-- begin --
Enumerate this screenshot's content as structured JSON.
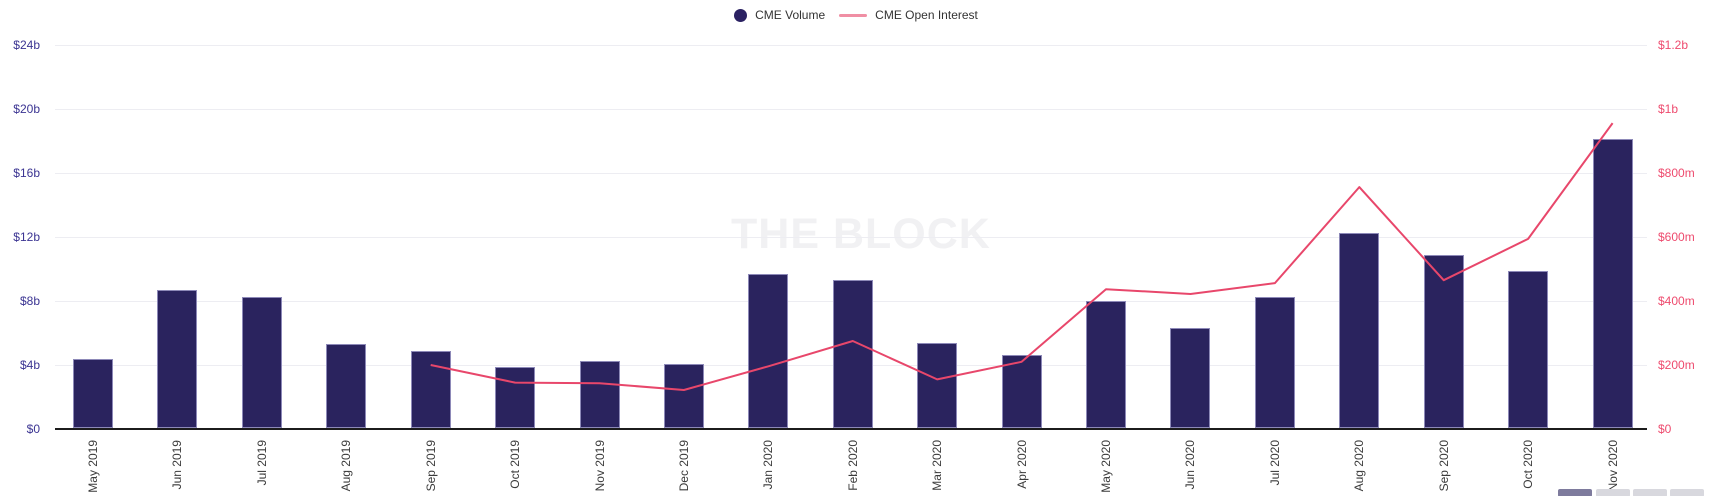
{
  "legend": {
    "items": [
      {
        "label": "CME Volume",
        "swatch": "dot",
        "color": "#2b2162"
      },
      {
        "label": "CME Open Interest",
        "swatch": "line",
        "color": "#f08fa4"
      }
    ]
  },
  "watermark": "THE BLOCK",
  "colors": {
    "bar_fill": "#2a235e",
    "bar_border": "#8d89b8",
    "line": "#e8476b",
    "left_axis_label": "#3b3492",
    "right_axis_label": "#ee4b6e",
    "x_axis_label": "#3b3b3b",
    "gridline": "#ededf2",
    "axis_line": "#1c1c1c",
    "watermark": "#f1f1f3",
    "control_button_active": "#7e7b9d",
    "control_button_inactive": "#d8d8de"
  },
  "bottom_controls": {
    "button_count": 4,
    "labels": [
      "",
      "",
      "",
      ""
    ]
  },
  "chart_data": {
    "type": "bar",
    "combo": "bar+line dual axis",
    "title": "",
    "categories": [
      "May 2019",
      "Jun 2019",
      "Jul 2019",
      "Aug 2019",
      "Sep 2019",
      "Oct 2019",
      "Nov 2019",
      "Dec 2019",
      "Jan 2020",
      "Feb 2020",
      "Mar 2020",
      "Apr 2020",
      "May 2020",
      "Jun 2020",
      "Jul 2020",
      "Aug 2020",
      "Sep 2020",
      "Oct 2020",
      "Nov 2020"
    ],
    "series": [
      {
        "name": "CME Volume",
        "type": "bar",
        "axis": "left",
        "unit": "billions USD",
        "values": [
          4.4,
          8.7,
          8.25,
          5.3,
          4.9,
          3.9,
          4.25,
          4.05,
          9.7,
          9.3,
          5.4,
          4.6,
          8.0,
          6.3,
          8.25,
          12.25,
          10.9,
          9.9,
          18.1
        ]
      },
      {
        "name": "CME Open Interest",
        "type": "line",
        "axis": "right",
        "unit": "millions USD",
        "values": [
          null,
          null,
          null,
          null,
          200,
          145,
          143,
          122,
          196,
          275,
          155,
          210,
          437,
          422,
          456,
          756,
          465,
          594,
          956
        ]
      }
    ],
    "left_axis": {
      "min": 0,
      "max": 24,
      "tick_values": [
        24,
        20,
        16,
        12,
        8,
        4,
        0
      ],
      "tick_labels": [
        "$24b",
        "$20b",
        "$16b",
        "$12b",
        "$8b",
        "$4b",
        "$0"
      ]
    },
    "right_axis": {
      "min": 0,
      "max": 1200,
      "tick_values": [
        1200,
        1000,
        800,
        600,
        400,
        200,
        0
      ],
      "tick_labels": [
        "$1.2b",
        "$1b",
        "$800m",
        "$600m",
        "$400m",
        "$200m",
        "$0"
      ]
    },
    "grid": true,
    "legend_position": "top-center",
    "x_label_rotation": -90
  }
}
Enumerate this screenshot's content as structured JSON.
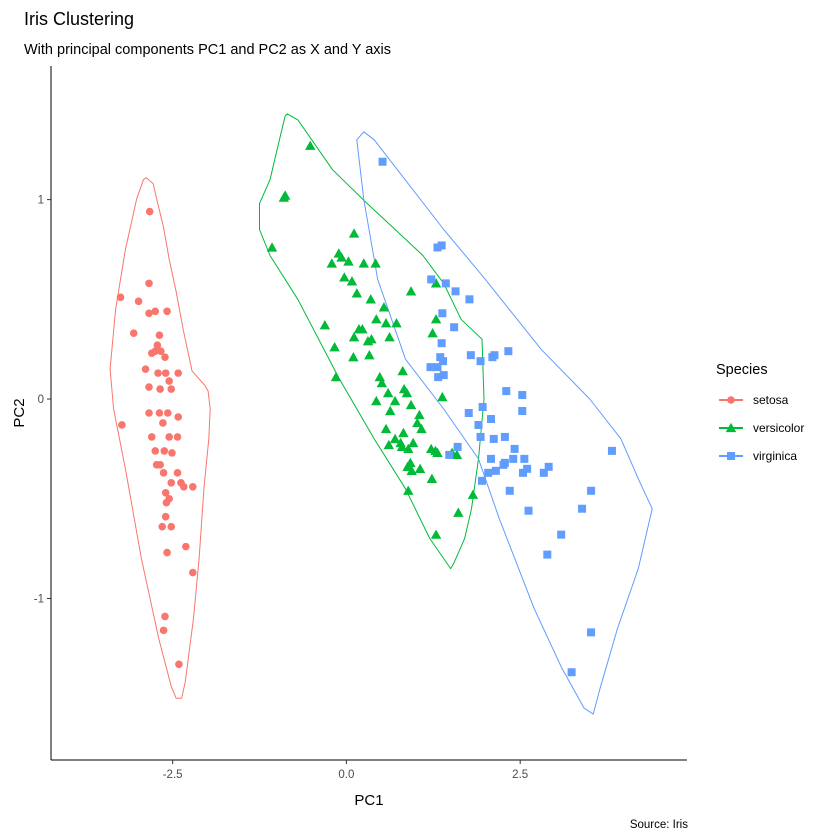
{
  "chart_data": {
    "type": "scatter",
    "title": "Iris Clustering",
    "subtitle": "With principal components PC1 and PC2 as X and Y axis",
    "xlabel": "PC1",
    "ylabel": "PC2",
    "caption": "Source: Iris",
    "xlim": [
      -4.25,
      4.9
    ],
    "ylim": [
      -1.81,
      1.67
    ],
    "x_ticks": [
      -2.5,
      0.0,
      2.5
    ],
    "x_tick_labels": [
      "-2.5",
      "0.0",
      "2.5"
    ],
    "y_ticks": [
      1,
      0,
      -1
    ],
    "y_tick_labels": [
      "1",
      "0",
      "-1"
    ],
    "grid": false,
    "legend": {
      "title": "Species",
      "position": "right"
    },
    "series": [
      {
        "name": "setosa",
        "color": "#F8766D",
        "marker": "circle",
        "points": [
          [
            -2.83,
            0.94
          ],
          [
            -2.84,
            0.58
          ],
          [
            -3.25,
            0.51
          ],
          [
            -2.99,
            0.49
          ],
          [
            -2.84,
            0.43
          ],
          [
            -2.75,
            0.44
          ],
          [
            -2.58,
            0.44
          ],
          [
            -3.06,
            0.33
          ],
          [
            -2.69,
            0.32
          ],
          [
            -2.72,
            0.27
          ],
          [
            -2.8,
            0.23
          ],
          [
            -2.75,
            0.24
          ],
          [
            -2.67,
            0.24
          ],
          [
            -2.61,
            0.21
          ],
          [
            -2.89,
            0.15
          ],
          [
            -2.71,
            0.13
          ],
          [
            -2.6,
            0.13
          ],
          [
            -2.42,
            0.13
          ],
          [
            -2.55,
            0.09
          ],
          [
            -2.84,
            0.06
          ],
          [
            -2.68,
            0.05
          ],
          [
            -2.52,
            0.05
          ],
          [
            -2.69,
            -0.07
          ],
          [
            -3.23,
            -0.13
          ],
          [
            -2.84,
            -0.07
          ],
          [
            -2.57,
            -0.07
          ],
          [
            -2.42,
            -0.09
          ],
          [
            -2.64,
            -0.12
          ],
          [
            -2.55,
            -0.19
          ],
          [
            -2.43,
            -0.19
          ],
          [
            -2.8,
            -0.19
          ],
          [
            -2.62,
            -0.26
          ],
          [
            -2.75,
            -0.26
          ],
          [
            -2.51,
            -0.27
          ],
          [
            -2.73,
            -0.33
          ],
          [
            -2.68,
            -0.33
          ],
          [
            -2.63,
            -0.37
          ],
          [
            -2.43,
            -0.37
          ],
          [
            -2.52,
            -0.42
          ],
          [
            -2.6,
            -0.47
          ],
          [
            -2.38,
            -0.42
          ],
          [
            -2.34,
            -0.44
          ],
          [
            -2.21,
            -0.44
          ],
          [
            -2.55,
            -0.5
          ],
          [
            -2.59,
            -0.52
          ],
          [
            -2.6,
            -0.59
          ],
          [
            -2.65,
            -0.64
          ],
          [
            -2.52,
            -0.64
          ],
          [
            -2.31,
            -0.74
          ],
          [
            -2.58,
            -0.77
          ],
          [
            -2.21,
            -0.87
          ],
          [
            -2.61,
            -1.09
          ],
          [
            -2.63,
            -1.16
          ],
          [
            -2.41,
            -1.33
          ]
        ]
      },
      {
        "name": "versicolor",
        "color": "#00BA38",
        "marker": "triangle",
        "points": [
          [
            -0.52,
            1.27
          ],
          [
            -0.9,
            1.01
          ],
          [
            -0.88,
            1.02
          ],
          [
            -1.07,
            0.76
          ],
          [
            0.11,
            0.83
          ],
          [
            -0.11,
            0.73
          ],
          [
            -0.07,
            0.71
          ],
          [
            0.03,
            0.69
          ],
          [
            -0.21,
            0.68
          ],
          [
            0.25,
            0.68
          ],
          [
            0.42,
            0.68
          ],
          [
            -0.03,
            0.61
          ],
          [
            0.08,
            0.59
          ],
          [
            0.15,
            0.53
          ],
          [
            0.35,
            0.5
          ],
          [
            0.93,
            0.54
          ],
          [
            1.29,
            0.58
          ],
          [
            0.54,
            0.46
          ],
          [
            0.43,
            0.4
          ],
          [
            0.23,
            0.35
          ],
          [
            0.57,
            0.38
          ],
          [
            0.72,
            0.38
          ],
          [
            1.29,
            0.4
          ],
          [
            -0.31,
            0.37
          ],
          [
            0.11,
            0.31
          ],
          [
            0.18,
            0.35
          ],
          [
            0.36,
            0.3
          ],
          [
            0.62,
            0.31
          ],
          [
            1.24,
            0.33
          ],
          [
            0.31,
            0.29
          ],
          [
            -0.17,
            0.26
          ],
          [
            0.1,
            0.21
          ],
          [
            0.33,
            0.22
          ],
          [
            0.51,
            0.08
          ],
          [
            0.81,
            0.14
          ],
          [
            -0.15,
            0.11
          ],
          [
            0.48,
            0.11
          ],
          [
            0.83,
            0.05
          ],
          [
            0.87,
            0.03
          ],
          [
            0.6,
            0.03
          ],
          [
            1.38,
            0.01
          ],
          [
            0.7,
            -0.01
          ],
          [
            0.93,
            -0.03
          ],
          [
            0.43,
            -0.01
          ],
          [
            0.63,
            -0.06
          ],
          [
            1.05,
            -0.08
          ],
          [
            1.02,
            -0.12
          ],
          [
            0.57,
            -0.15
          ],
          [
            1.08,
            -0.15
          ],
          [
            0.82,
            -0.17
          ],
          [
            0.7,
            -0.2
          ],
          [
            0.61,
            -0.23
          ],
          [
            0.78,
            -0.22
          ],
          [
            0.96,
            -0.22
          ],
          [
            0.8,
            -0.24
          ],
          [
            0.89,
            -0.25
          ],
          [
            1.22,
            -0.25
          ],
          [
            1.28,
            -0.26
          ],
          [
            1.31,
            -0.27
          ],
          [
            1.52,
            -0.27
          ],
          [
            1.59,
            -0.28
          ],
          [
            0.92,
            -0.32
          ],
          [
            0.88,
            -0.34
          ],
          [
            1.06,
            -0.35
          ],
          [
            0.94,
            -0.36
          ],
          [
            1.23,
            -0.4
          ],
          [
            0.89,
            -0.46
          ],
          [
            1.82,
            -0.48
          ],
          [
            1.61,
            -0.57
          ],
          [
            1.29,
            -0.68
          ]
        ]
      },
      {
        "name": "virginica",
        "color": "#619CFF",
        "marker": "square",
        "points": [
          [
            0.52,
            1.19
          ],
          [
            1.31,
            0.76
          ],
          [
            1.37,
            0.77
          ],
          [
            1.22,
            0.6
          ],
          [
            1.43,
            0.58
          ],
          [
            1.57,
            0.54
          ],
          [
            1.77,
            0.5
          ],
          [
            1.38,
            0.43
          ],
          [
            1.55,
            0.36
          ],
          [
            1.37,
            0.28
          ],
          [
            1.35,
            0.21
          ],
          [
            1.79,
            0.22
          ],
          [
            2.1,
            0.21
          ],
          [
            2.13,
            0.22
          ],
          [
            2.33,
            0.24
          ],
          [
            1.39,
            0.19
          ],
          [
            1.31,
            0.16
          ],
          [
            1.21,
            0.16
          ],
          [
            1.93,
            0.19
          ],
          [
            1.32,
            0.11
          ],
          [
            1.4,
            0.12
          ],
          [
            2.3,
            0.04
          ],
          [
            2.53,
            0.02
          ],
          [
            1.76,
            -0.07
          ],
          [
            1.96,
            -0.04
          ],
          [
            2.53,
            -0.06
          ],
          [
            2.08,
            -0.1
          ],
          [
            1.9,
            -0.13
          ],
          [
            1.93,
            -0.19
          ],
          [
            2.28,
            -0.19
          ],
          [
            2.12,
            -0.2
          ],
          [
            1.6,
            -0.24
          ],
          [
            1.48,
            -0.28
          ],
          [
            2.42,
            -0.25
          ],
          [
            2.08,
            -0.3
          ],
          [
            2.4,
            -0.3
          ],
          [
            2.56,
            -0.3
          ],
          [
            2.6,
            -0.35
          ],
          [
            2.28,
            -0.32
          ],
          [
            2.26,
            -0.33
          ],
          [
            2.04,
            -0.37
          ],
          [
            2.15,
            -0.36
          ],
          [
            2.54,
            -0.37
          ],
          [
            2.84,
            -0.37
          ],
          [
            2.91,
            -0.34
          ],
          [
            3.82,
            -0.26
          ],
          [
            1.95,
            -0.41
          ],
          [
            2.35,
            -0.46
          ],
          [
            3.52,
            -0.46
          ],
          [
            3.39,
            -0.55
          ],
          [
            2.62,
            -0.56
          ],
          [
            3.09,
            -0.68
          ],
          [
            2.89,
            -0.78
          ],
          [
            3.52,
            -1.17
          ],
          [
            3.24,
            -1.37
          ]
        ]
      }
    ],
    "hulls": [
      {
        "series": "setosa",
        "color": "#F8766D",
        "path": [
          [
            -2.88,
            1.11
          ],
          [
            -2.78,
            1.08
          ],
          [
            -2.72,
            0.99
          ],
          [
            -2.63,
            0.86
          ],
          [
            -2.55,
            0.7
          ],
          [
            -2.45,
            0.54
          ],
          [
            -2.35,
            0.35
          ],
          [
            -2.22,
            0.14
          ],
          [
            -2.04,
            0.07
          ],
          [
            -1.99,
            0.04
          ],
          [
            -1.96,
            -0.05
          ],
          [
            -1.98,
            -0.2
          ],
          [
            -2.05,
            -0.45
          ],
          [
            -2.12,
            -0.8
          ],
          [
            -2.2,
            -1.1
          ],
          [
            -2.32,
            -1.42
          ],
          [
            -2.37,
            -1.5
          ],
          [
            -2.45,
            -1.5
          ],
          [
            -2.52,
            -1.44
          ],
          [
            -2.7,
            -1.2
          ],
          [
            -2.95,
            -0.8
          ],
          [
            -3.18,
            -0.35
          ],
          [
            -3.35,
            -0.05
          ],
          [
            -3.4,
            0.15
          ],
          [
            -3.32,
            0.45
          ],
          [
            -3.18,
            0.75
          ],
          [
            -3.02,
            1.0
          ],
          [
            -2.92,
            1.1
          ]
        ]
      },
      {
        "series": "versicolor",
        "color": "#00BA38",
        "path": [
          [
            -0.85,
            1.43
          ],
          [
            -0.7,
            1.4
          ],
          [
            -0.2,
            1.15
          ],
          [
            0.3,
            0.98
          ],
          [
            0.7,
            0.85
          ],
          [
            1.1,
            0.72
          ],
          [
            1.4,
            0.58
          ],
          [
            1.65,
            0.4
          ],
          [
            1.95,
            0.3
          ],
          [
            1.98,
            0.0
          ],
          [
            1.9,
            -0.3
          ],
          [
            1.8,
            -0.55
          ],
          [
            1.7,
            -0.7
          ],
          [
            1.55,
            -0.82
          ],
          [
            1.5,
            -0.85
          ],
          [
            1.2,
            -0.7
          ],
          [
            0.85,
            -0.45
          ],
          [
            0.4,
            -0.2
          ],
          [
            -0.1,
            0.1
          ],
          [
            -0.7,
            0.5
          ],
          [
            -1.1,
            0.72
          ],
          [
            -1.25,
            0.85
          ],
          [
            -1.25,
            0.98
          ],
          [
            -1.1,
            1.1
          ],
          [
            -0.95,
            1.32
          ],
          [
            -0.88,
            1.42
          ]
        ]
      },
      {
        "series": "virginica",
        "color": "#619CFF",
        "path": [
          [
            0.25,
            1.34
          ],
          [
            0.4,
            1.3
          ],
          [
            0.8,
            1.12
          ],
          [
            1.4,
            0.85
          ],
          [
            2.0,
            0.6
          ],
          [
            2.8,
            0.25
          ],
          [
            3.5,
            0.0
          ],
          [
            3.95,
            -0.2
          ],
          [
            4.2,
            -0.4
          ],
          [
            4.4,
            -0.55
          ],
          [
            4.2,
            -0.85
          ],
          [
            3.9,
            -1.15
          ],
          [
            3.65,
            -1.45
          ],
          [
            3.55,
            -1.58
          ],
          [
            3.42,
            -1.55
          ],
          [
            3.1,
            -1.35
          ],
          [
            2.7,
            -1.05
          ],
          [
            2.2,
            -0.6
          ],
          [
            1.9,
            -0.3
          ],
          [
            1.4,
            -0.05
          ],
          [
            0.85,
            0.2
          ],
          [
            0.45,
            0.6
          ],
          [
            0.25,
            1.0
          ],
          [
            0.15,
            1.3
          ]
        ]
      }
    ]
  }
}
-- end --
• **Set problem**: Going through the records above, state how many lines carry "Interest", with no other text.

• **Answer to this task**: 2